▸ GIVEN REQUEST
Look through the data below and return each line where "amplitude" appears.

===

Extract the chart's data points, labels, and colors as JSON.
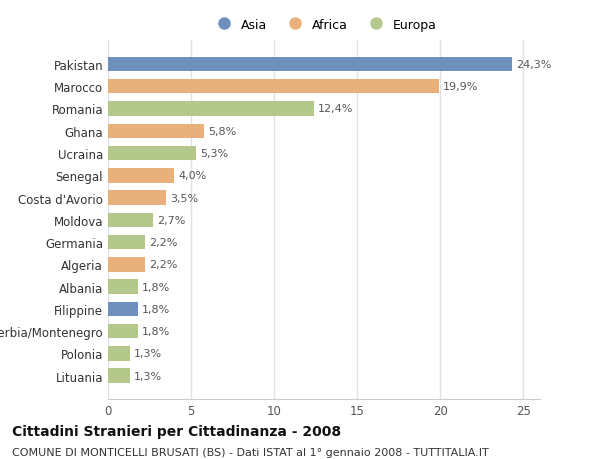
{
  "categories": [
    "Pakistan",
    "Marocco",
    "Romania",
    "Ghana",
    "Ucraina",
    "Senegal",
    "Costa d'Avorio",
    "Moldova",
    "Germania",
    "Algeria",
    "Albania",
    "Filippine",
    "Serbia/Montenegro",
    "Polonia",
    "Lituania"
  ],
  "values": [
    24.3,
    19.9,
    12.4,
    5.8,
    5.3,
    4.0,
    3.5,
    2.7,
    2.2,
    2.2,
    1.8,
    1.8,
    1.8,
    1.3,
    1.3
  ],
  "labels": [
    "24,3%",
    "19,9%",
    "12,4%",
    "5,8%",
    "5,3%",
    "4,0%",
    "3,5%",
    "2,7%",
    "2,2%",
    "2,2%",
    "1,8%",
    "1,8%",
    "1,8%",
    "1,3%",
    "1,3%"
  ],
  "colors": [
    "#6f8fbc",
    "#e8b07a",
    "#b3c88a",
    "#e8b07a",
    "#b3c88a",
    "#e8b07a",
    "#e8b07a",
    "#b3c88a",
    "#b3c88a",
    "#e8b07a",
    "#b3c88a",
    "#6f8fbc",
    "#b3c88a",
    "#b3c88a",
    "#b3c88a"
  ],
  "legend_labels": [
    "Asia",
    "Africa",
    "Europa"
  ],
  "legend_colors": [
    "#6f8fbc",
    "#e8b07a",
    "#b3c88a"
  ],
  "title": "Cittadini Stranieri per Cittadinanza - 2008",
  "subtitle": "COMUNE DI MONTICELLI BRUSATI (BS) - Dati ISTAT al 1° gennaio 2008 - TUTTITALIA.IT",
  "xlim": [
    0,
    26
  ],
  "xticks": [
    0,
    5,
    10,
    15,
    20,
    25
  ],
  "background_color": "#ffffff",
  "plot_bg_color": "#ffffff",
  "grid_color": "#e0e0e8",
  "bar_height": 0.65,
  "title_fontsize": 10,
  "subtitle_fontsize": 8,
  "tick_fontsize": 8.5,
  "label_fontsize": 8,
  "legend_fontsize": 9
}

===

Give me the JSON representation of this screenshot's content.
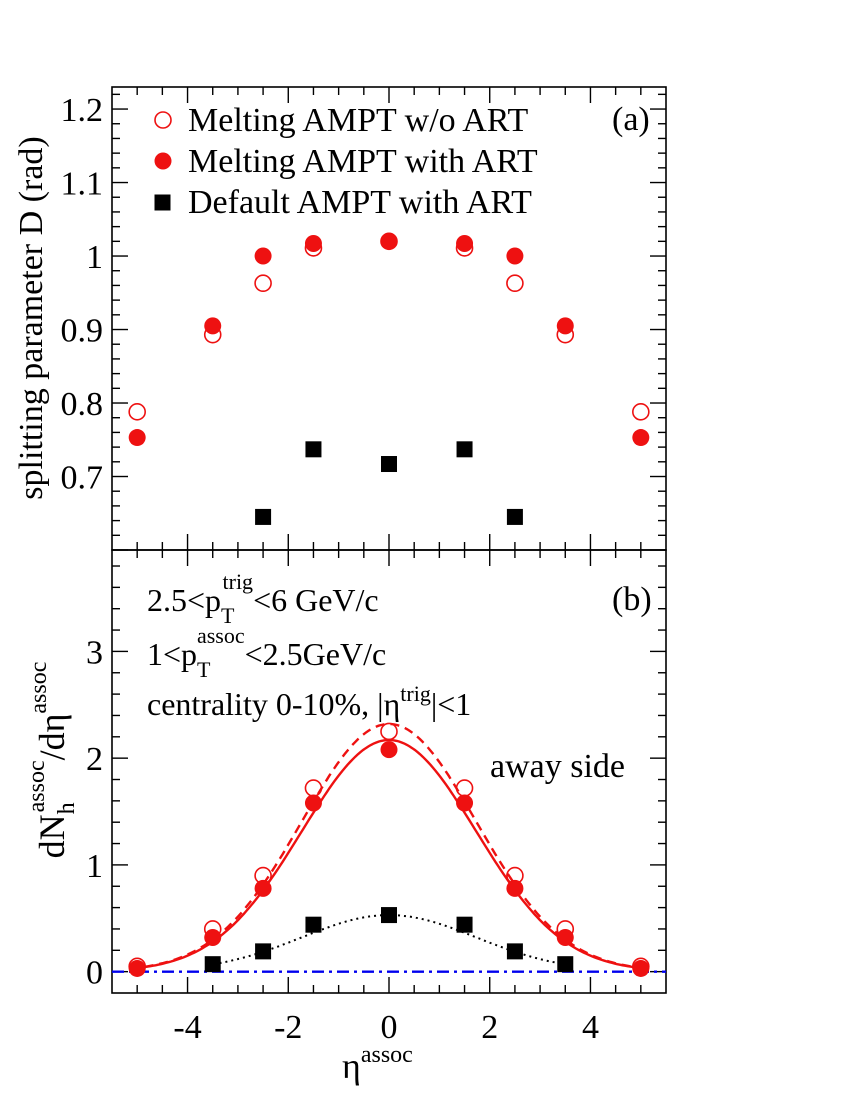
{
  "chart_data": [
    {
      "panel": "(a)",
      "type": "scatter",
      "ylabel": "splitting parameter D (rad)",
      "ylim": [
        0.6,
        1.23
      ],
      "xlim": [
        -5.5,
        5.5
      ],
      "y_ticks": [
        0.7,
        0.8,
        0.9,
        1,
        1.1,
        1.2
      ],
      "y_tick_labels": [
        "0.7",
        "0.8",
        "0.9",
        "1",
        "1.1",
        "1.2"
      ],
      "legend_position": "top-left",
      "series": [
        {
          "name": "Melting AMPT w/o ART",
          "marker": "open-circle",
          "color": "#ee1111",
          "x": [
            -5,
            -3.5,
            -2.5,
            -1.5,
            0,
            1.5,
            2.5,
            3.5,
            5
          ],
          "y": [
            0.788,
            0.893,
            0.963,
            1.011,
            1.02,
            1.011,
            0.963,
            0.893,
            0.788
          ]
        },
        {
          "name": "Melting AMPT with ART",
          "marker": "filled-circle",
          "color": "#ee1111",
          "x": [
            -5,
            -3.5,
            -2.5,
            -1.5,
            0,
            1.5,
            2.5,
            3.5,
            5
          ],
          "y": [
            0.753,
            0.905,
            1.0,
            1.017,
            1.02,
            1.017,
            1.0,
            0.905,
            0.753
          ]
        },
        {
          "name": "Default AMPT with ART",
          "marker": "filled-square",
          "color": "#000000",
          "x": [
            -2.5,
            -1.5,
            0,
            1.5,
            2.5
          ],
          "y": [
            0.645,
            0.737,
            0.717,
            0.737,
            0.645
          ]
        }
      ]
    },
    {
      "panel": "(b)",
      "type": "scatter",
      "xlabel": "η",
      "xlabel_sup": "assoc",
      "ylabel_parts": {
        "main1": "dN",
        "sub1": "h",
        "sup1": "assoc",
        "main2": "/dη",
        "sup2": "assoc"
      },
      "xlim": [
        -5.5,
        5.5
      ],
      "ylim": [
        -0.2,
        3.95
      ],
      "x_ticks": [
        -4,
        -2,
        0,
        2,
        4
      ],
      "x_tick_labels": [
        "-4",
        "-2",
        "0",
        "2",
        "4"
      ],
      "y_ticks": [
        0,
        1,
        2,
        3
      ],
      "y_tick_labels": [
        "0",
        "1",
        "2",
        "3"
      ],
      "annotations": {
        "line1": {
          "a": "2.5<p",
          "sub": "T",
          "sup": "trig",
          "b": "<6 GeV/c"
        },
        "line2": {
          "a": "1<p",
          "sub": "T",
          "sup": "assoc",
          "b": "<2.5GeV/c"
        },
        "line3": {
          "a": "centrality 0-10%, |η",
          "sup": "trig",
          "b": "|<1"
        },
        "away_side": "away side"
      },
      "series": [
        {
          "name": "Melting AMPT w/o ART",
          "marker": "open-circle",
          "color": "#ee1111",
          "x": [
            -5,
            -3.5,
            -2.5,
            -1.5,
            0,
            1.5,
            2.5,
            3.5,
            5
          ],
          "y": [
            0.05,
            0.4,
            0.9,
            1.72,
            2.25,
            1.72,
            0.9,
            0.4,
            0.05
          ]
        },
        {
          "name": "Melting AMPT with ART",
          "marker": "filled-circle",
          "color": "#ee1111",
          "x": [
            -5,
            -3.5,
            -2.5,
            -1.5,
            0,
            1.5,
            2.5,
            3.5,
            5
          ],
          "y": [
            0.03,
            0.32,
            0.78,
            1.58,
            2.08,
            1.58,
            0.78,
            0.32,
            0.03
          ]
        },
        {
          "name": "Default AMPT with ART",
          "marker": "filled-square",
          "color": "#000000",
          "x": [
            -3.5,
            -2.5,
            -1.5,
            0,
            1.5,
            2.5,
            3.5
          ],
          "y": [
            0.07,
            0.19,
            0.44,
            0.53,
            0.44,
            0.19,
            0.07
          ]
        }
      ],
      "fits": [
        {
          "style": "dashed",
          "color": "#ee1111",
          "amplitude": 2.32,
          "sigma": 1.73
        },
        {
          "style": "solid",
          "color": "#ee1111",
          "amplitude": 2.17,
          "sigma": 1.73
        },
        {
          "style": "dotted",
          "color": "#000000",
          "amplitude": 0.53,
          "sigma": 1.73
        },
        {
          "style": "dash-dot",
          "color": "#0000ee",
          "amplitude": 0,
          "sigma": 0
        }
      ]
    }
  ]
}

===

▸ OUTPUT OF THE TASK
          "amplitude": 2.32,
          "amplitude": 2.17,
          "amplitude": 0.53,
          "amplitude": 0,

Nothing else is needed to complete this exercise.